DATA EXTRACT

--- begin ---

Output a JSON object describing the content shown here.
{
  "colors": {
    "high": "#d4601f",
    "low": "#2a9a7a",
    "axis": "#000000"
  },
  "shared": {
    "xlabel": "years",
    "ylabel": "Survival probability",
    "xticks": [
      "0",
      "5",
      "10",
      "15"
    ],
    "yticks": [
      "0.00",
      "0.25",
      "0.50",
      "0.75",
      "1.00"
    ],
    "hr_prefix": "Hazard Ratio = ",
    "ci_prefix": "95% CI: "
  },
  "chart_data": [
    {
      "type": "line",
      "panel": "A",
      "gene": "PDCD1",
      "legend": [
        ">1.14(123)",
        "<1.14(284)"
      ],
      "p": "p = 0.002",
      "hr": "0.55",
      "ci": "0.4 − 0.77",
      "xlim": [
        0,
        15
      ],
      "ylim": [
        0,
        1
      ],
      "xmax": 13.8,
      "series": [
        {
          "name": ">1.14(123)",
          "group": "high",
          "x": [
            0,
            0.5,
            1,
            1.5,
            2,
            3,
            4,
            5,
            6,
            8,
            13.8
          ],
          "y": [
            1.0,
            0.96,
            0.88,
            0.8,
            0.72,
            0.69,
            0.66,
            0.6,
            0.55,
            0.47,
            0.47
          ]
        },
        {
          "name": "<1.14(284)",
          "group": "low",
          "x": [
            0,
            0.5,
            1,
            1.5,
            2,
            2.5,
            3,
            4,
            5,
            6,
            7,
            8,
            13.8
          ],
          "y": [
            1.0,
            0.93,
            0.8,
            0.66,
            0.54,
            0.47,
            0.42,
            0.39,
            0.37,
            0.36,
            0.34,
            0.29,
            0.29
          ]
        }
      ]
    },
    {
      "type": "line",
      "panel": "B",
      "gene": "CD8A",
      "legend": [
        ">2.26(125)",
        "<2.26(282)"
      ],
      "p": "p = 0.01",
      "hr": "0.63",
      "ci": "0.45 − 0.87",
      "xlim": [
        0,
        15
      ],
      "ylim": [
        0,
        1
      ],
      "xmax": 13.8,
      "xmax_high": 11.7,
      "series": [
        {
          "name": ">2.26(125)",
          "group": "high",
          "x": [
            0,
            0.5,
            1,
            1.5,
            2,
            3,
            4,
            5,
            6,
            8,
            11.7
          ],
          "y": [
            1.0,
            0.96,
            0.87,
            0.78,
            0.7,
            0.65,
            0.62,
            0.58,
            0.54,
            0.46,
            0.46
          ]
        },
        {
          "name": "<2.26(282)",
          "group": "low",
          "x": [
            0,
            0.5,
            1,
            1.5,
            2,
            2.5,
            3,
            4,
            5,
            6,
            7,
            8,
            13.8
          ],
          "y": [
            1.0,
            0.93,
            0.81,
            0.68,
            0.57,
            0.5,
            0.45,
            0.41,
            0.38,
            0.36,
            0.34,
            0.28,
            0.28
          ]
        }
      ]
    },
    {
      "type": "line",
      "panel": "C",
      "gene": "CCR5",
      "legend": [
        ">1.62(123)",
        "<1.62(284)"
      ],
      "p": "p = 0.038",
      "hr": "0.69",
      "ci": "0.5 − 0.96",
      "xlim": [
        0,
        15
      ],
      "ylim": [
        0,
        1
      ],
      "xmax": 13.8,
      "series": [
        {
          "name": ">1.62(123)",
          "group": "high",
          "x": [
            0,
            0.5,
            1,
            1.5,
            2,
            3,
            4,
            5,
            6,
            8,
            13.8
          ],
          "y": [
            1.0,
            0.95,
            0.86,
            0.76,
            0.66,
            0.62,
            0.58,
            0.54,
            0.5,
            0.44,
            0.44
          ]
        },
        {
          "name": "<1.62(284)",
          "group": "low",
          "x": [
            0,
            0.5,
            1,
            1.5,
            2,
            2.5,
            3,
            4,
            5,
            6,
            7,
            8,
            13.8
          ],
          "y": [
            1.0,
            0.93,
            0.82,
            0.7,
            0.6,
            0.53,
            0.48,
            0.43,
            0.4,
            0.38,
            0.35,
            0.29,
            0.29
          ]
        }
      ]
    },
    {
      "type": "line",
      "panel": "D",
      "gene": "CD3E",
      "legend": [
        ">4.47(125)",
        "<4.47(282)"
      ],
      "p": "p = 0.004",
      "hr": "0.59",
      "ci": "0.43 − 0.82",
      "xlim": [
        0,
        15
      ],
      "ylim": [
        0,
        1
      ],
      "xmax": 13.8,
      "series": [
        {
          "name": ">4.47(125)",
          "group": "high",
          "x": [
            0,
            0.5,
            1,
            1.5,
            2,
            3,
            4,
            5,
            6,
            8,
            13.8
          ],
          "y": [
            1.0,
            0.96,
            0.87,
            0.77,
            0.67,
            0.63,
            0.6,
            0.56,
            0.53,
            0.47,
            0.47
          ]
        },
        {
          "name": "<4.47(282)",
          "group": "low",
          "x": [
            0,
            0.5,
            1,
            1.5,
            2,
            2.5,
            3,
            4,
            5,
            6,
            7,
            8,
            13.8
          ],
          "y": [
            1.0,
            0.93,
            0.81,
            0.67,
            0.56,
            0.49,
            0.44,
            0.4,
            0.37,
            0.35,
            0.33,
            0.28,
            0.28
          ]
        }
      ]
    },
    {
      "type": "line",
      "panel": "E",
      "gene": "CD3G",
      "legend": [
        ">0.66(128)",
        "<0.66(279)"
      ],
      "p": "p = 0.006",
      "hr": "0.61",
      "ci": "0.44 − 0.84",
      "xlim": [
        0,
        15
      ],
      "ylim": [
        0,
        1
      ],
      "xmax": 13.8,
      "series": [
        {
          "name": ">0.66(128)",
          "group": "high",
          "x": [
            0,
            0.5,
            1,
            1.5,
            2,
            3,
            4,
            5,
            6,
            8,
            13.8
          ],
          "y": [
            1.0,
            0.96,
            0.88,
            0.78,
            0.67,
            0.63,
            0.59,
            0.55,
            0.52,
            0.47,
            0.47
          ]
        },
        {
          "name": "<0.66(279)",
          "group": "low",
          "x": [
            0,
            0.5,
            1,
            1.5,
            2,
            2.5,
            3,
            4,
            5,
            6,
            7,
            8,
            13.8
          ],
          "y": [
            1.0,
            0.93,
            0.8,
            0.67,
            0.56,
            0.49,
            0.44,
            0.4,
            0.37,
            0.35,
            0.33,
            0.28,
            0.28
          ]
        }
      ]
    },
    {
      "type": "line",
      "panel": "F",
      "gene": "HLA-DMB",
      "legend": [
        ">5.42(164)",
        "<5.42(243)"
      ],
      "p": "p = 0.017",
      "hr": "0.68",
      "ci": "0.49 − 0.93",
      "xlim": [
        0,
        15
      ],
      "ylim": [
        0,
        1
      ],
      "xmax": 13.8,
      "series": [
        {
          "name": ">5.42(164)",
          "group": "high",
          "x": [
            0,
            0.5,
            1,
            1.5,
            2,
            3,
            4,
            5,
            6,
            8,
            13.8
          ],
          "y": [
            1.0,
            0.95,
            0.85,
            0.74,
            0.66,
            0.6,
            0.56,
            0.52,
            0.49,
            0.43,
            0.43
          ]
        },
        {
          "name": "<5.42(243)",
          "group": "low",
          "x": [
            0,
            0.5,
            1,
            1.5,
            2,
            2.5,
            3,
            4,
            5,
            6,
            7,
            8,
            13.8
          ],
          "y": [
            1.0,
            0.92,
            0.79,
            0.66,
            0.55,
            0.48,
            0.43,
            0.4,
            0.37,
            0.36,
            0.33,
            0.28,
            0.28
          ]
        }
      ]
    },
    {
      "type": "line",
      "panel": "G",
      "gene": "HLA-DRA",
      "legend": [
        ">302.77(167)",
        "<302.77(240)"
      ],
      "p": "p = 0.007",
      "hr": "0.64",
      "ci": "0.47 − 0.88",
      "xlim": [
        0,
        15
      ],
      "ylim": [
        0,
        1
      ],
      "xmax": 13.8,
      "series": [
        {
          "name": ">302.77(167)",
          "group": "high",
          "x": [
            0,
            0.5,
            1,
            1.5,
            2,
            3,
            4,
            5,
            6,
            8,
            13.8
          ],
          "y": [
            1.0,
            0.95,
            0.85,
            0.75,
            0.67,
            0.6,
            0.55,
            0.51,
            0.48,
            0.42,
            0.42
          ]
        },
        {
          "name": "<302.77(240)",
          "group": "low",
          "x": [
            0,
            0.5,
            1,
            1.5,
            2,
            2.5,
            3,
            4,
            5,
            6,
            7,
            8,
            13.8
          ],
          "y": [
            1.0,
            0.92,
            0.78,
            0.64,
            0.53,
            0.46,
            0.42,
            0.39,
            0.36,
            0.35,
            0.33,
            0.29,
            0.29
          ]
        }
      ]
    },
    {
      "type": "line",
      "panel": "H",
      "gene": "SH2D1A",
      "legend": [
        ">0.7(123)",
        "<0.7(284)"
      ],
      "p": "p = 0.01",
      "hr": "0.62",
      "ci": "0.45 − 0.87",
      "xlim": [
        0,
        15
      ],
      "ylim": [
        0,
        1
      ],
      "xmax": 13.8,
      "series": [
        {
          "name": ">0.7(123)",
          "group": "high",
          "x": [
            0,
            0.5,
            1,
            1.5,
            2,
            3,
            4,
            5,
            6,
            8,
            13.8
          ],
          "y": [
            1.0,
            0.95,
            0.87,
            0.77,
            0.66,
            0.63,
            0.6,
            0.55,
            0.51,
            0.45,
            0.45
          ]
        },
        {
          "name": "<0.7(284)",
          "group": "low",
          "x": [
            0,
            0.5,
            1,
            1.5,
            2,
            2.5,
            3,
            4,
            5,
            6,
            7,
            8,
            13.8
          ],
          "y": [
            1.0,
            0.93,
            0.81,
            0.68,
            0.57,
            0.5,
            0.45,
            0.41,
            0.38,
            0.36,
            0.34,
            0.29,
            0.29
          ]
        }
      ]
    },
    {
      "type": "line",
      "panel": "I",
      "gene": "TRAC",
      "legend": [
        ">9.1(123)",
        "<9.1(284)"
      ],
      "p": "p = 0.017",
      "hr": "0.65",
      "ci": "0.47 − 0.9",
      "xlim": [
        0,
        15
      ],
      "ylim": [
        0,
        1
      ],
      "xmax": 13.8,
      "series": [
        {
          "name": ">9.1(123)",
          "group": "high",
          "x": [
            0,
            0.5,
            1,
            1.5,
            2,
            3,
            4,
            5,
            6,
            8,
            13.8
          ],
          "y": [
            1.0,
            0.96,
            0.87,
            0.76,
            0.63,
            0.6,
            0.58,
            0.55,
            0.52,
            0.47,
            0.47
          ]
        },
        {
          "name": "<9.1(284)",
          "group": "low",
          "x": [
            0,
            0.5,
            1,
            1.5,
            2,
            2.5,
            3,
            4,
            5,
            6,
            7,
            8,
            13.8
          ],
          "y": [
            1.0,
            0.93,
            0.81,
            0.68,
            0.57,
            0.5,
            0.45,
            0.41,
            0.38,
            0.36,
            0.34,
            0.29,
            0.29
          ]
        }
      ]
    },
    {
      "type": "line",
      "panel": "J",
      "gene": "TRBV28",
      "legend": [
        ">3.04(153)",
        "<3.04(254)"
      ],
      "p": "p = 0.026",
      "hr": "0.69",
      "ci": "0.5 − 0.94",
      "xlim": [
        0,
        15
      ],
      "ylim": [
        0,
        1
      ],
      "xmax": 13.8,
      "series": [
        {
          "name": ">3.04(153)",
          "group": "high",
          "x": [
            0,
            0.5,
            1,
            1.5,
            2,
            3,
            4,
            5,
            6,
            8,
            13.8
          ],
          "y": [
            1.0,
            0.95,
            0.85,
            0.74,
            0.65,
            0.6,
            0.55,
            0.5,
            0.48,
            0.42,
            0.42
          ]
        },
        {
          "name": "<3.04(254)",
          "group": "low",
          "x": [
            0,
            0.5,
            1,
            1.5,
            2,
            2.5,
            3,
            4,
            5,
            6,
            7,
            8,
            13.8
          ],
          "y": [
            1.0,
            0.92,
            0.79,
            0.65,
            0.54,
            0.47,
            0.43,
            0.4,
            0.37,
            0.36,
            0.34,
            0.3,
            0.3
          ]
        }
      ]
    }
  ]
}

--- end ---

Read the entries and pick out all lines that include the word "panel".

      "panel": "A",
      "panel": "B",
      "panel": "C",
      "panel": "D",
      "panel": "E",
      "panel": "F",
      "panel": "G",
      "panel": "H",
      "panel": "I",
      "panel": "J",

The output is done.